→ **WORK INSTRUCTIONS**: Substitute "remote" for "exotic" in the interview text, and give the passage starting with "What fascinates you" and going on through "be too foreign.".

→ **SOURCE DOCUMENT**:

++++++++++

What fascinates you about the stranger? 
It is not about the strange in the sense of the exotic. In order to be able to be contacted, the strange cannot be too foreign. 

Just recently you opened a solo exhibition at Berlinische Galerie. The show is entitled “What do you want here.” When was the last time you asked yourself the question: What do you want here?
I ask myself this very often; in view of recent technological and ecological developments this question is essential. What we understand today as being human will change fundamentally in coming years. How will my children live and be able to survive? I believe that the capitalist order of society has no future. Either we destroy ourselves or we rethink. I can’t imagine a life in which my bio-functions are operated by a chip, in which fetuses develop in artificial wombs, in which an implanted cortex will revolutionize our thinking. In Germany we tend to behave as if everything can continue to go on as it is, but this won’t be the case. For me it sometimes feels as Pasolini once formulated beautifully: “And I, a fetus now grown, roam about more modern than any modern man, in search of brothers no longer alive”.

The famous photographer Robert Capa once said: “If your picture is not good enough you were not close enough. How close you think one can go?
One can go as close as the counterpart, regardless of whether it is in motion or stationary, allows you. For me the question is rather: do I really release the shutter when I am very close? 

02 Cyrill Lachauer

From 2001 to 2006 you studied ethnology at the Ludwig Maximilian University of Munich. Even if you are, as you’ve said, not traveling as an ethnologist, nevertheless complex ethnological questions permeate your work like a red thread. 
These complex questions are mostly important during the preparation and research phase. As soon as I begin the work, they play only a subordinate role or they take a backseat. Often they are disproved by the realities on location, exposed as inaccurate, overturned, or they suddenly no longer find any power of conviction within me.

++++++++++

→ **COLLECTED DATA**:
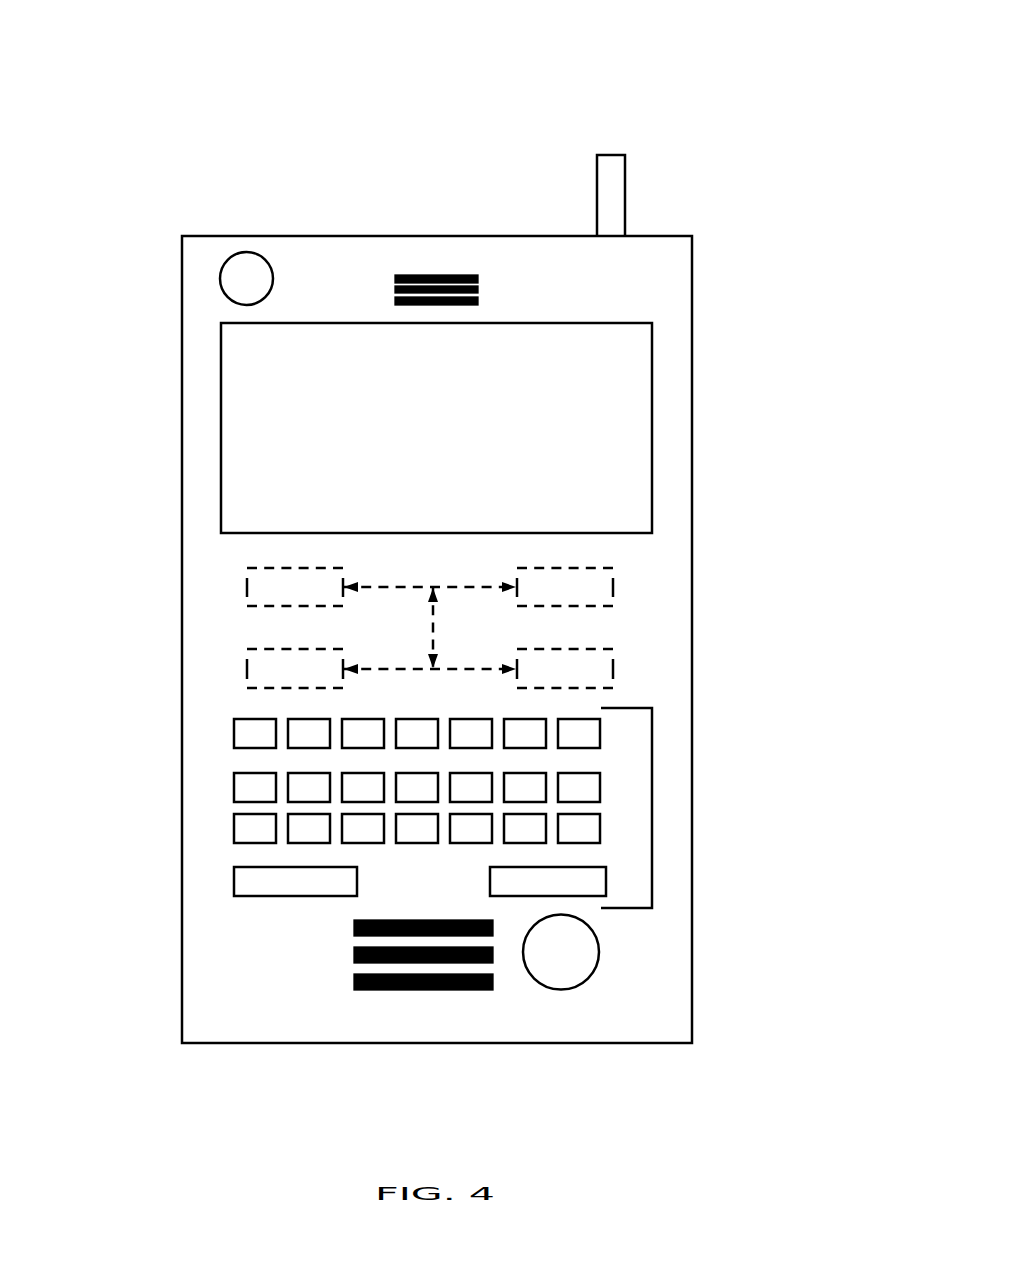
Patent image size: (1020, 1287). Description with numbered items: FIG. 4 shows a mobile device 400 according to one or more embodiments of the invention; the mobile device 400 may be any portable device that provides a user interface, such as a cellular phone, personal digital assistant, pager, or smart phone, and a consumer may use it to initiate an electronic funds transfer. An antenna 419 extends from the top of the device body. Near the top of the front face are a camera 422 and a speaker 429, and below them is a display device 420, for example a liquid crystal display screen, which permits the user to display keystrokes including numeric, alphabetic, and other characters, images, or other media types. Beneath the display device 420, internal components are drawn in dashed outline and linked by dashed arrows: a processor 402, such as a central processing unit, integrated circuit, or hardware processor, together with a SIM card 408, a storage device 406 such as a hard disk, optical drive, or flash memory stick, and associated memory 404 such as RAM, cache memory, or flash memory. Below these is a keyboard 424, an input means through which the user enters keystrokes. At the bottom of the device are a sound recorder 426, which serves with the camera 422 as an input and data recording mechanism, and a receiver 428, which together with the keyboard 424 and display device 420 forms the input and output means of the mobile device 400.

++++++++++

→ **OUTPUT**:
What fascinates you about the stranger? 
It is not about the strange in the sense of the remote. In order to be able to be contacted, the strange cannot be too foreign.